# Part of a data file

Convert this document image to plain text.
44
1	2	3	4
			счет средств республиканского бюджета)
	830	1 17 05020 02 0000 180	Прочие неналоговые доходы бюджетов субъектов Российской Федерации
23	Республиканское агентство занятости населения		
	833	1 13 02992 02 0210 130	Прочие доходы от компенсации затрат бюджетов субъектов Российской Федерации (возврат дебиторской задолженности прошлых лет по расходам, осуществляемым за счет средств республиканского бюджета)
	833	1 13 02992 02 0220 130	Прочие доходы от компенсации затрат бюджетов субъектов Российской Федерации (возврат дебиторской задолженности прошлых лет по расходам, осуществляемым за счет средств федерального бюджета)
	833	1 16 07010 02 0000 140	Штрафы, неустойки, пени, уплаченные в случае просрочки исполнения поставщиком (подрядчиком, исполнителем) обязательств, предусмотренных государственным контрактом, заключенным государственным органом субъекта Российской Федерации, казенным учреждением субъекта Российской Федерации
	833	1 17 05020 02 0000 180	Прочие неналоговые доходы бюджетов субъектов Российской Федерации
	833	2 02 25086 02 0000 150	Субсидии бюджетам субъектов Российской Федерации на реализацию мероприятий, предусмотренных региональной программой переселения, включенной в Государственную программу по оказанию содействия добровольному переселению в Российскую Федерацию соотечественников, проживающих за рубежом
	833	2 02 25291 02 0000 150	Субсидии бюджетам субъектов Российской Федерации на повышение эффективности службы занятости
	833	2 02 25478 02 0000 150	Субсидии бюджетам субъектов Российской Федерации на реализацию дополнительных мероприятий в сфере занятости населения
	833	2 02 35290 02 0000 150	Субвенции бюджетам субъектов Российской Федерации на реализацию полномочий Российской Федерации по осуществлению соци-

--

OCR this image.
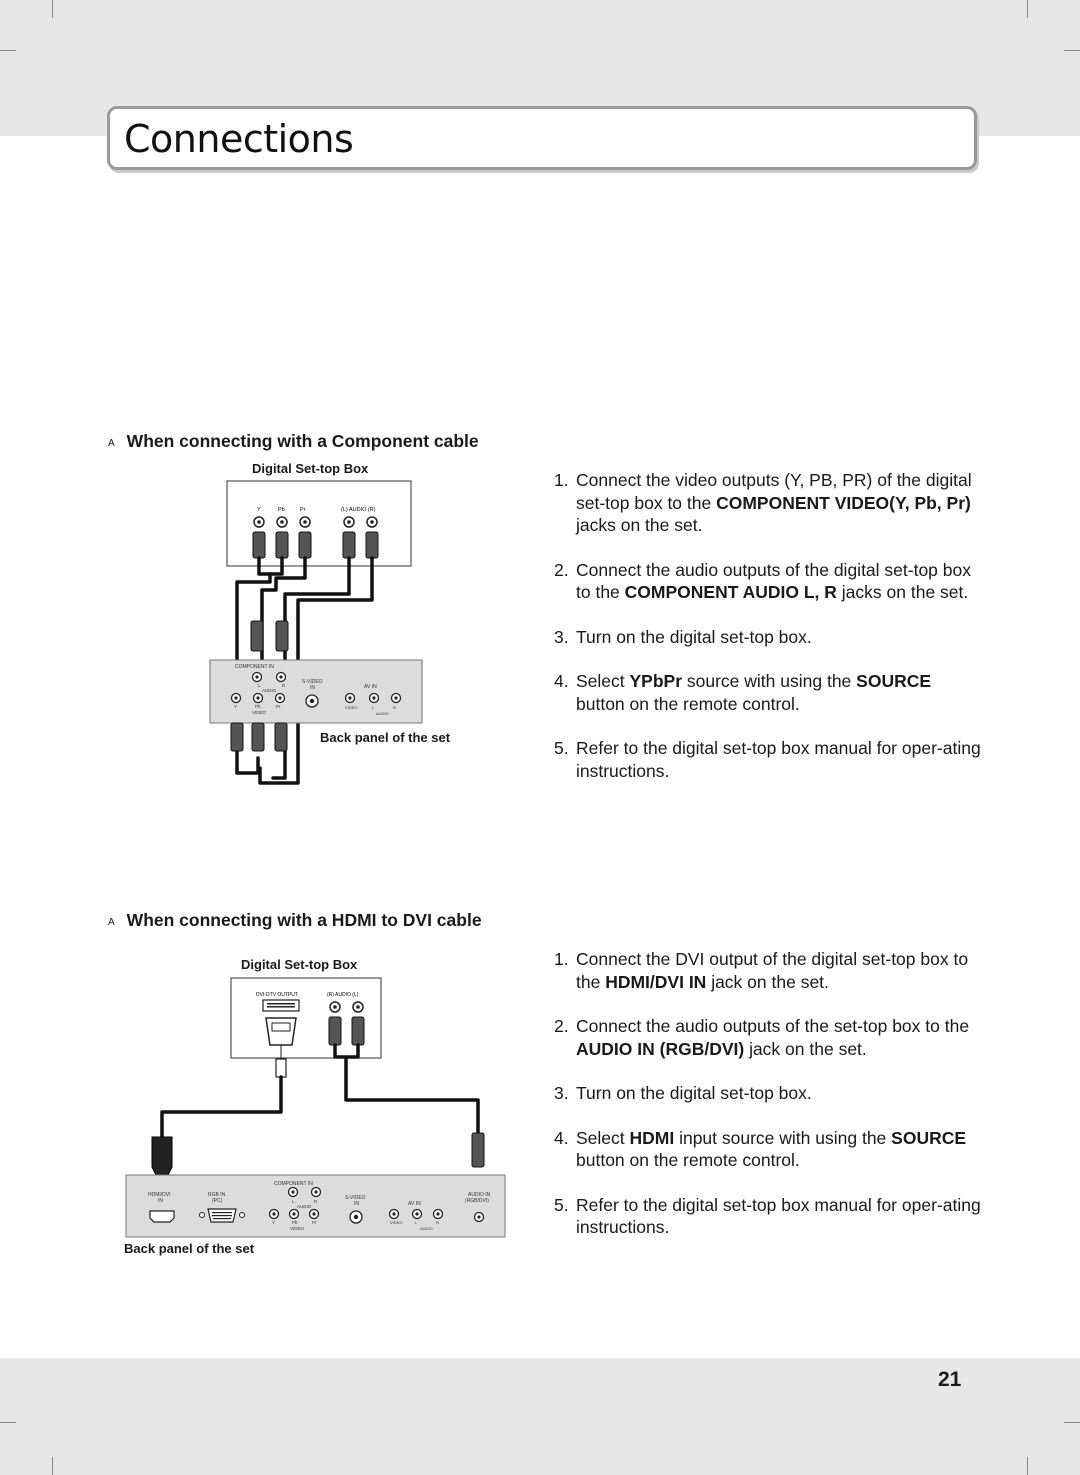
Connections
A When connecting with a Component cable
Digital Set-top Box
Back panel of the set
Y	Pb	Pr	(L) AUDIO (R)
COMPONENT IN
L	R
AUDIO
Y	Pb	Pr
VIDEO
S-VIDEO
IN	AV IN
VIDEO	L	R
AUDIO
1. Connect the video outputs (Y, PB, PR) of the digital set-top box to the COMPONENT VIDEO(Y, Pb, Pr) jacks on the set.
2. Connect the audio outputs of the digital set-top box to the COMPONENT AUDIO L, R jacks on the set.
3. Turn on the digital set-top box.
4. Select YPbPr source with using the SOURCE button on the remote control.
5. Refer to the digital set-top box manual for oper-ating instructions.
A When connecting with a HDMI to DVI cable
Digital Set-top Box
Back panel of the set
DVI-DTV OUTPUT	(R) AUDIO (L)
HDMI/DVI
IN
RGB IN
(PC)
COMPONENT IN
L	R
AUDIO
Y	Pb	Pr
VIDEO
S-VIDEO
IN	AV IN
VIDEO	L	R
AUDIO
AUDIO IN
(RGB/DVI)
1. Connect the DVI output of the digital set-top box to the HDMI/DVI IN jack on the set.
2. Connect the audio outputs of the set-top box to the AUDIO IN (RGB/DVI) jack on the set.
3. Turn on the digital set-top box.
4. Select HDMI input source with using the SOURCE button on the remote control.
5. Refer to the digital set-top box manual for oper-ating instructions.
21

# Required task
Check every line of the data above for the string "неналоговые", and copy those that have it.

# Worked solution
	830	1 17 05020 02 0000 180	Прочие неналоговые доходы бюджетов субъектов Российской Федерации
	833	1 17 05020 02 0000 180	Прочие неналоговые доходы бюджетов субъектов Российской Федерации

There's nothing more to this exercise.